## [Records for this exercise]
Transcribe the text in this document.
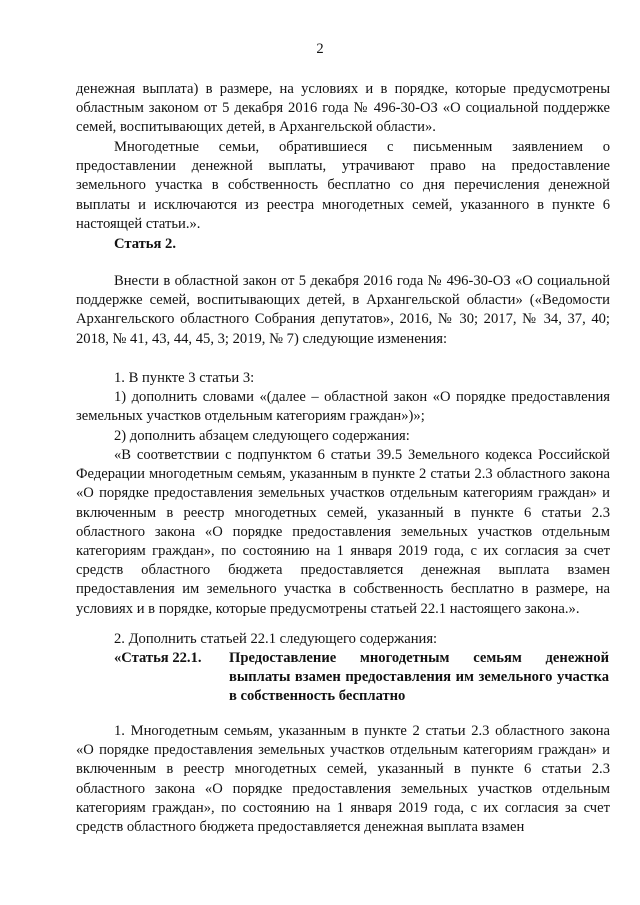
2

денежная выплата) в размере, на условиях и в порядке, которые предусмотрены областным законом от 5 декабря 2016 года № 496-30-ОЗ «О социальной поддержке семей, воспитывающих детей, в Архангельской области».

Многодетные семьи, обратившиеся с письменным заявлением о предоставлении денежной выплаты, утрачивают право на предоставление земельного участка в собственность бесплатно со дня перечисления денежной выплаты и исключаются из реестра многодетных семей, указанного в пункте 6 настоящей статьи.».

Статья 2.

Внести в областной закон от 5 декабря 2016 года № 496-30-ОЗ «О социальной поддержке семей, воспитывающих детей, в Архангельской области» («Ведомости Архангельского областного Собрания депутатов», 2016, № 30; 2017, № 34, 37, 40; 2018, № 41, 43, 44, 45, 3; 2019, № 7) следующие изменения:

1. В пункте 3 статьи 3:

1) дополнить словами «(далее – областной закон «О порядке предоставления земельных участков отдельным категориям граждан»)»;

2) дополнить абзацем следующего содержания:

«В соответствии с подпунктом 6 статьи 39.5 Земельного кодекса Российской Федерации многодетным семьям, указанным в пункте 2 статьи 2.3 областного закона «О порядке предоставления земельных участков отдельным категориям граждан» и включенным в реестр многодетных семей, указанный в пункте 6 статьи 2.3 областного закона «О порядке предоставления земельных участков отдельным категориям граждан», по состоянию на 1 января 2019 года, с их согласия за счет средств областного бюджета предоставляется денежная выплата взамен предоставления им земельного участка в собственность бесплатно в размере, на условиях и в порядке, которые предусмотрены статьей 22.1 настоящего закона.».

2. Дополнить статьей 22.1 следующего содержания:

«Статья 22.1.	Предоставление многодетным семьям денежной выплаты взамен предоставления им земельного участка в собственность бесплатно

1. Многодетным семьям, указанным в пункте 2 статьи 2.3 областного закона «О порядке предоставления земельных участков отдельным категориям граждан» и включенным в реестр многодетных семей, указанный в пункте 6 статьи 2.3 областного закона «О порядке предоставления земельных участков отдельным категориям граждан», по состоянию на 1 января 2019 года, с их согласия за счет средств областного бюджета предоставляется денежная выплата взамен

## [Work to do]
Write the listing above out again exactly, dropping each image.

## [Completed task]
Transcribe the text in this document.
2

денежная выплата) в размере, на условиях и в порядке, которые предусмотрены областным законом от 5 декабря 2016 года № 496-30-ОЗ «О социальной поддержке семей, воспитывающих детей, в Архангельской области».

Многодетные семьи, обратившиеся с письменным заявлением о предоставлении денежной выплаты, утрачивают право на предоставление земельного участка в собственность бесплатно со дня перечисления денежной выплаты и исключаются из реестра многодетных семей, указанного в пункте 6 настоящей статьи.».

Статья 2.

Внести в областной закон от 5 декабря 2016 года № 496-30-ОЗ «О социальной поддержке семей, воспитывающих детей, в Архангельской области» («Ведомости Архангельского областного Собрания депутатов», 2016, № 30; 2017, № 34, 37, 40; 2018, № 41, 43, 44, 45, 3; 2019, № 7) следующие изменения:

1. В пункте 3 статьи 3:

1) дополнить словами «(далее – областной закон «О порядке предоставления земельных участков отдельным категориям граждан»)»;

2) дополнить абзацем следующего содержания:

«В соответствии с подпунктом 6 статьи 39.5 Земельного кодекса Российской Федерации многодетным семьям, указанным в пункте 2 статьи 2.3 областного закона «О порядке предоставления земельных участков отдельным категориям граждан» и включенным в реестр многодетных семей, указанный в пункте 6 статьи 2.3 областного закона «О порядке предоставления земельных участков отдельным категориям граждан», по состоянию на 1 января 2019 года, с их согласия за счет средств областного бюджета предоставляется денежная выплата взамен предоставления им земельного участка в собственность бесплатно в размере, на условиях и в порядке, которые предусмотрены статьей 22.1 настоящего закона.».

2. Дополнить статьей 22.1 следующего содержания:

«Статья 22.1.	Предоставление многодетным семьям денежной выплаты взамен предоставления им земельного участка в собственность бесплатно

1. Многодетным семьям, указанным в пункте 2 статьи 2.3 областного закона «О порядке предоставления земельных участков отдельным категориям граждан» и включенным в реестр многодетных семей, указанный в пункте 6 статьи 2.3 областного закона «О порядке предоставления земельных участков отдельным категориям граждан», по состоянию на 1 января 2019 года, с их согласия за счет средств областного бюджета предоставляется денежная выплата взамен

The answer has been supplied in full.